* AIM
Copy out the rows below, replacing "bounding boxes" with "enclosing rectangles" wherever it occurs and leaving everything else unchanged.

* AVAILABLE RECORDS
-.-.-
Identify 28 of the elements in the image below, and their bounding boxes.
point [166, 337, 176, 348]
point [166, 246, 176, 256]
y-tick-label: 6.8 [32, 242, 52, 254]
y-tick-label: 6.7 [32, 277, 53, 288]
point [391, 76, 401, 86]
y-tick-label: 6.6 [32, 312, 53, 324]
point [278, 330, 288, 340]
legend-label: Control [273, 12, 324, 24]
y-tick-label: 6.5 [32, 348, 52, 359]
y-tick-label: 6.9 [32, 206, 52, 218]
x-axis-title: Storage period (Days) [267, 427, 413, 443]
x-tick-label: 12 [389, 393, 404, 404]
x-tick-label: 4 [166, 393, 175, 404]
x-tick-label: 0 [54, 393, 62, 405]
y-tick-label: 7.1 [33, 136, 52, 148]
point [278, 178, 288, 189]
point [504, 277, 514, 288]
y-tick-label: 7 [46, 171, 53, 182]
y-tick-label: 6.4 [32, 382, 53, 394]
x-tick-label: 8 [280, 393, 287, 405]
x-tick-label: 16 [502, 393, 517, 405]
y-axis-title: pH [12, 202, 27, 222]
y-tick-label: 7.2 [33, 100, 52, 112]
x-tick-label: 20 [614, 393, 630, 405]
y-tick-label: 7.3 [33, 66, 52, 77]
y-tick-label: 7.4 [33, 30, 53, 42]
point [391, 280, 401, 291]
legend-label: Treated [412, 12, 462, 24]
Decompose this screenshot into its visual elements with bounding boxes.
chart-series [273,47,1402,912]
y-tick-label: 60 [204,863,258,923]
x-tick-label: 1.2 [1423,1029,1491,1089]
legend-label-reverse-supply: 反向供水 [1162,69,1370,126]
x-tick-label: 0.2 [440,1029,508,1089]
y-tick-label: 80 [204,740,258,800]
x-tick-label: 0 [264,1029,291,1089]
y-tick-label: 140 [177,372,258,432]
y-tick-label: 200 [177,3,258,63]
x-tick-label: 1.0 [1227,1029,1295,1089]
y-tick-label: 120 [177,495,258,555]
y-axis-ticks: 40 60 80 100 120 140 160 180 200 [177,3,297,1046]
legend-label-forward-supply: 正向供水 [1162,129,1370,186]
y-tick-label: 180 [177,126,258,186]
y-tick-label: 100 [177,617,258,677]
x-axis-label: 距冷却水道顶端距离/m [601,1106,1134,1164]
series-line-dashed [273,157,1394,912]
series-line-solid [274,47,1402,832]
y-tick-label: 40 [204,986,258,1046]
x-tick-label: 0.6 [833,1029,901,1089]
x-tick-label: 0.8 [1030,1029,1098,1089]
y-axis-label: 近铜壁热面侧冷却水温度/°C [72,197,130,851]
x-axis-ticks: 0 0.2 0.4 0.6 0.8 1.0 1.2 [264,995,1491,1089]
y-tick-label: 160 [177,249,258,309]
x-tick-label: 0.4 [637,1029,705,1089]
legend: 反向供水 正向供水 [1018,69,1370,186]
-.-.-
* CORRECT OUTPUT
Identify 28 of the elements in the image below, and their enclosing rectangles.
point [166, 337, 176, 348]
point [166, 246, 176, 256]
y-tick-label: 6.8 [32, 242, 52, 254]
y-tick-label: 6.7 [32, 277, 53, 288]
point [391, 76, 401, 86]
y-tick-label: 6.6 [32, 312, 53, 324]
point [278, 330, 288, 340]
legend-label: Control [273, 12, 324, 24]
y-tick-label: 6.5 [32, 348, 52, 359]
y-tick-label: 6.9 [32, 206, 52, 218]
x-axis-title: Storage period (Days) [267, 427, 413, 443]
x-tick-label: 12 [389, 393, 404, 404]
x-tick-label: 4 [166, 393, 175, 404]
x-tick-label: 0 [54, 393, 62, 405]
y-tick-label: 7.1 [33, 136, 52, 148]
point [278, 178, 288, 189]
point [504, 277, 514, 288]
y-tick-label: 7 [46, 171, 53, 182]
y-tick-label: 6.4 [32, 382, 53, 394]
x-tick-label: 8 [280, 393, 287, 405]
x-tick-label: 16 [502, 393, 517, 405]
y-axis-title: pH [12, 202, 27, 222]
y-tick-label: 7.2 [33, 100, 52, 112]
x-tick-label: 20 [614, 393, 630, 405]
y-tick-label: 7.3 [33, 66, 52, 77]
y-tick-label: 7.4 [33, 30, 53, 42]
point [391, 280, 401, 291]
legend-label: Treated [412, 12, 462, 24]
Decompose this screenshot into its visual elements with enclosing rectangles.
chart-series [273,47,1402,912]
y-tick-label: 60 [204,863,258,923]
x-tick-label: 1.2 [1423,1029,1491,1089]
legend-label-reverse-supply: 反向供水 [1162,69,1370,126]
x-tick-label: 0.2 [440,1029,508,1089]
y-tick-label: 80 [204,740,258,800]
x-tick-label: 0 [264,1029,291,1089]
y-tick-label: 140 [177,372,258,432]
y-tick-label: 200 [177,3,258,63]
x-tick-label: 1.0 [1227,1029,1295,1089]
y-tick-label: 120 [177,495,258,555]
y-axis-ticks: 40 60 80 100 120 140 160 180 200 [177,3,297,1046]
legend-label-forward-supply: 正向供水 [1162,129,1370,186]
y-tick-label: 180 [177,126,258,186]
y-tick-label: 100 [177,617,258,677]
x-axis-label: 距冷却水道顶端距离/m [601,1106,1134,1164]
series-line-dashed [273,157,1394,912]
series-line-solid [274,47,1402,832]
y-tick-label: 40 [204,986,258,1046]
x-tick-label: 0.6 [833,1029,901,1089]
x-tick-label: 0.8 [1030,1029,1098,1089]
y-axis-label: 近铜壁热面侧冷却水温度/°C [72,197,130,851]
x-axis-ticks: 0 0.2 0.4 0.6 0.8 1.0 1.2 [264,995,1491,1089]
y-tick-label: 160 [177,249,258,309]
x-tick-label: 0.4 [637,1029,705,1089]
legend: 反向供水 正向供水 [1018,69,1370,186]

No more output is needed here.